## PROBLEM STATEMENT
Copy out each line in the material below that has the word "settore".
--- Begin ROWS ---
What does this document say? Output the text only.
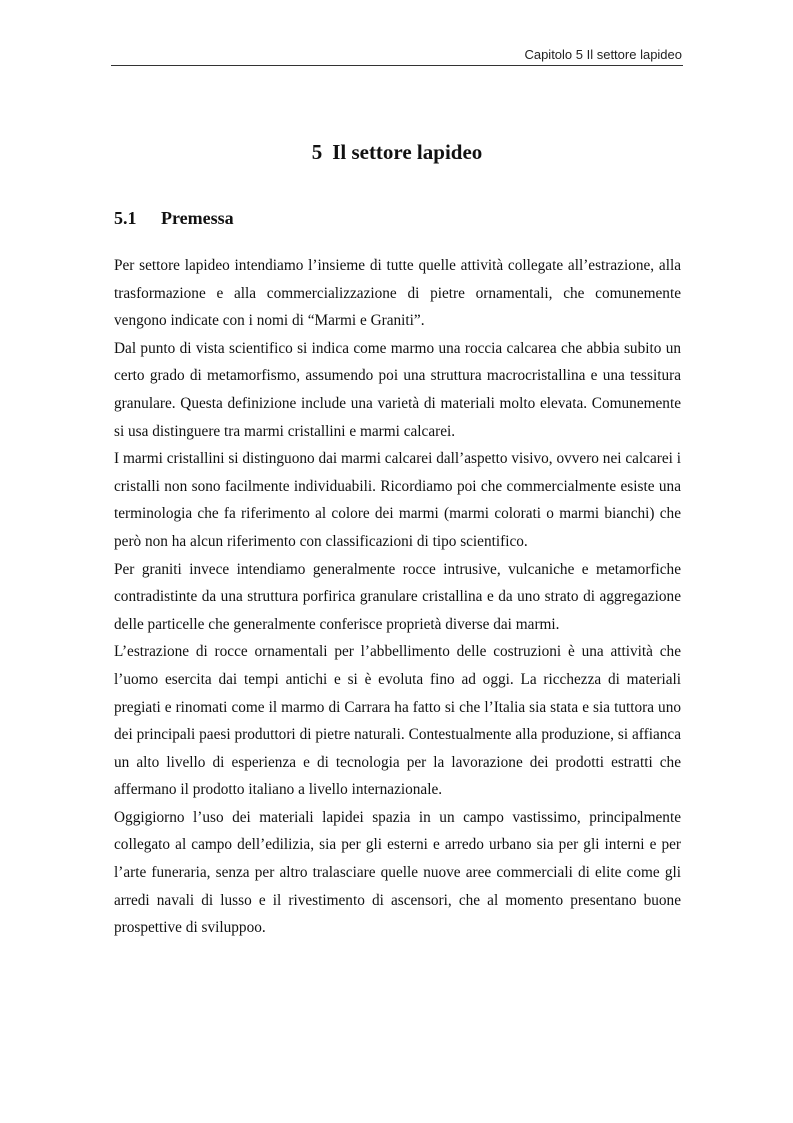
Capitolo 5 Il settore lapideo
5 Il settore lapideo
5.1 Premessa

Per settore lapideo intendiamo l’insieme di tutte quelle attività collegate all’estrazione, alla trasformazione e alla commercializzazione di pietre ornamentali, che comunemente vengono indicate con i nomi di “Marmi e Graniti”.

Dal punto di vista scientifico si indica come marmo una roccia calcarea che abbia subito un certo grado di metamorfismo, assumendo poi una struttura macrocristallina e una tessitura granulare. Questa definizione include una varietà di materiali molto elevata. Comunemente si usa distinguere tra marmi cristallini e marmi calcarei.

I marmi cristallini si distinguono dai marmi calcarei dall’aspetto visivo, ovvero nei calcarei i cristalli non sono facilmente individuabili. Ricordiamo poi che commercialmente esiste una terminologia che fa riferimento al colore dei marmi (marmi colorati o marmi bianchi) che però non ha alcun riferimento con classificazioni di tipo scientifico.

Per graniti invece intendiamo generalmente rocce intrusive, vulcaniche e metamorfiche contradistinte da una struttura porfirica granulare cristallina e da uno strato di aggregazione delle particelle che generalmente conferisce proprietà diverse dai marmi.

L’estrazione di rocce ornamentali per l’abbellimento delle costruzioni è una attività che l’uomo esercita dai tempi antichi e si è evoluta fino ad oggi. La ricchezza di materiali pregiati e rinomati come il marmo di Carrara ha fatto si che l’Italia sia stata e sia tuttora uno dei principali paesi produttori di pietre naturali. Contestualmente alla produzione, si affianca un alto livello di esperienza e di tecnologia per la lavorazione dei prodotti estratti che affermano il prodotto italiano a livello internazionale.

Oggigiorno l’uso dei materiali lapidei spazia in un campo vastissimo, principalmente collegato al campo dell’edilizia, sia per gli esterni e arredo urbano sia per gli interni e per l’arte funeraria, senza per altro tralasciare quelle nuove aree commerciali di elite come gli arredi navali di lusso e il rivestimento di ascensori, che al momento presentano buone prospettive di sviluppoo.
--- End ROWS ---
--- Begin ROWS ---
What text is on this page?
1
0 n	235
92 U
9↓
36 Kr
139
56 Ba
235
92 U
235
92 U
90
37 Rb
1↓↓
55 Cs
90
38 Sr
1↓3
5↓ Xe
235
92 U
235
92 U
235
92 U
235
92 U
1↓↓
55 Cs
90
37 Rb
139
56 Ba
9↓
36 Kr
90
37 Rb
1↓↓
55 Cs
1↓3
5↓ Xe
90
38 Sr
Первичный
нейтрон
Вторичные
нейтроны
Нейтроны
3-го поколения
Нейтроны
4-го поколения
--- End ROWS ---
--- Begin ROWS ---
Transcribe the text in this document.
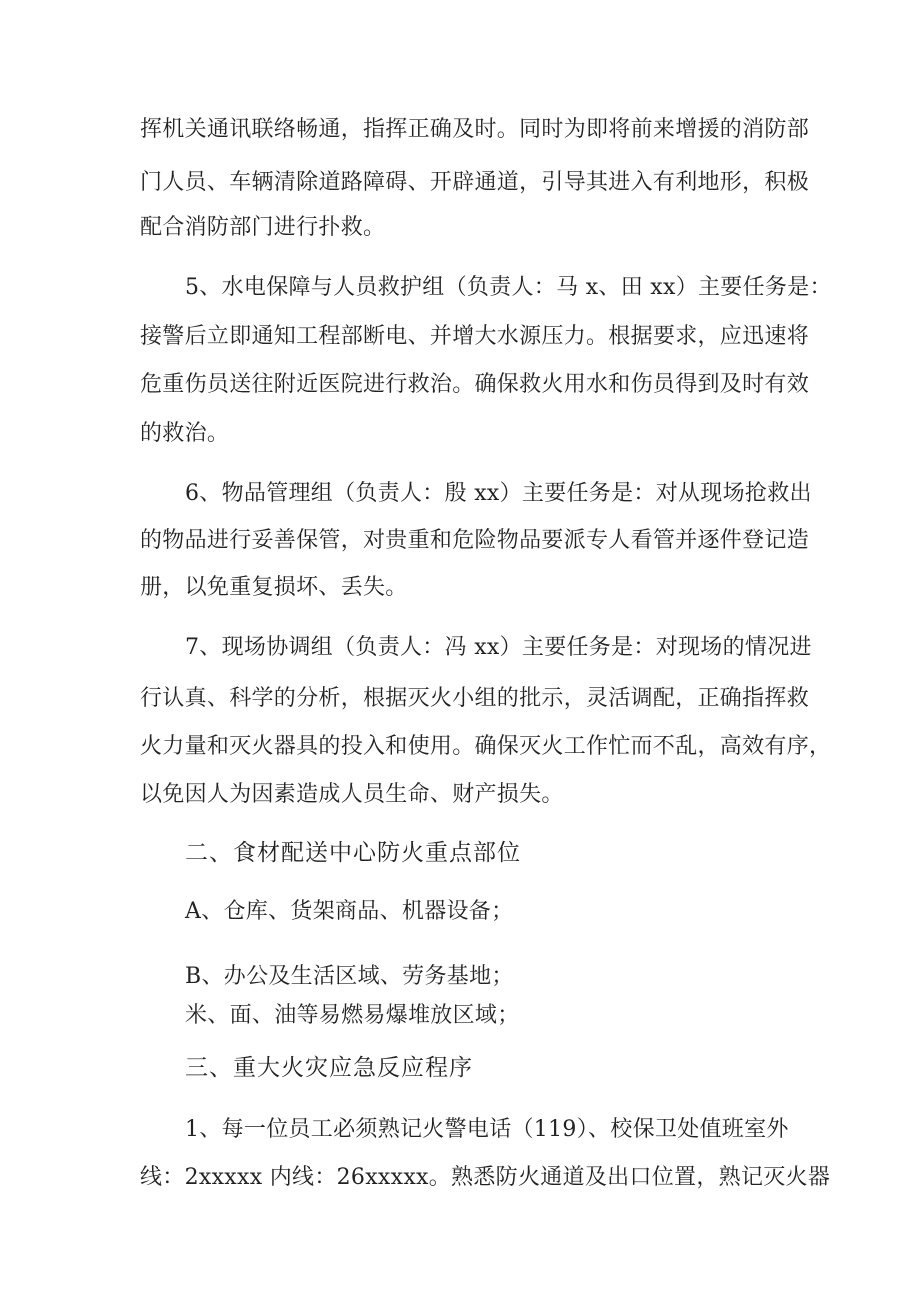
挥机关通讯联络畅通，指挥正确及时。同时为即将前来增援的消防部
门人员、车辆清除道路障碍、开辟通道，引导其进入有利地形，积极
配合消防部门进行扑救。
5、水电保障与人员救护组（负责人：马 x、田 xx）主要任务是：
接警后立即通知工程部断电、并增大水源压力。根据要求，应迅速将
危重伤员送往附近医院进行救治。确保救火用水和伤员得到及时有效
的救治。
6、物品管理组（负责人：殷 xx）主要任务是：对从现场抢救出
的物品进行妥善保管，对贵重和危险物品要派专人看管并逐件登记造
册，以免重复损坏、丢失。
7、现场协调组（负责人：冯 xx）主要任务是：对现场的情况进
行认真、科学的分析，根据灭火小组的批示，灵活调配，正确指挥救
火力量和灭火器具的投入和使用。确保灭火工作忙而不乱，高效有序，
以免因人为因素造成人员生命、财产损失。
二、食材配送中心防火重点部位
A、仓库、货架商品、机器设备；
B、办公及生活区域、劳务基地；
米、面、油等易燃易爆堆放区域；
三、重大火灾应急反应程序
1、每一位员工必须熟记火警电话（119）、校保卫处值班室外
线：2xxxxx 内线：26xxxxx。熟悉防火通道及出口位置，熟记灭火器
--- End ROWS ---
## RESULT OF THE EXERCISE
Capitolo 5 Il settore lapideo
5 Il settore lapideo
Per settore lapideo intendiamo l’insieme di tutte quelle attività collegate all’estrazione, alla trasformazione e alla commercializzazione di pietre ornamentali, che comunemente vengono indicate con i nomi di “Marmi e Graniti”.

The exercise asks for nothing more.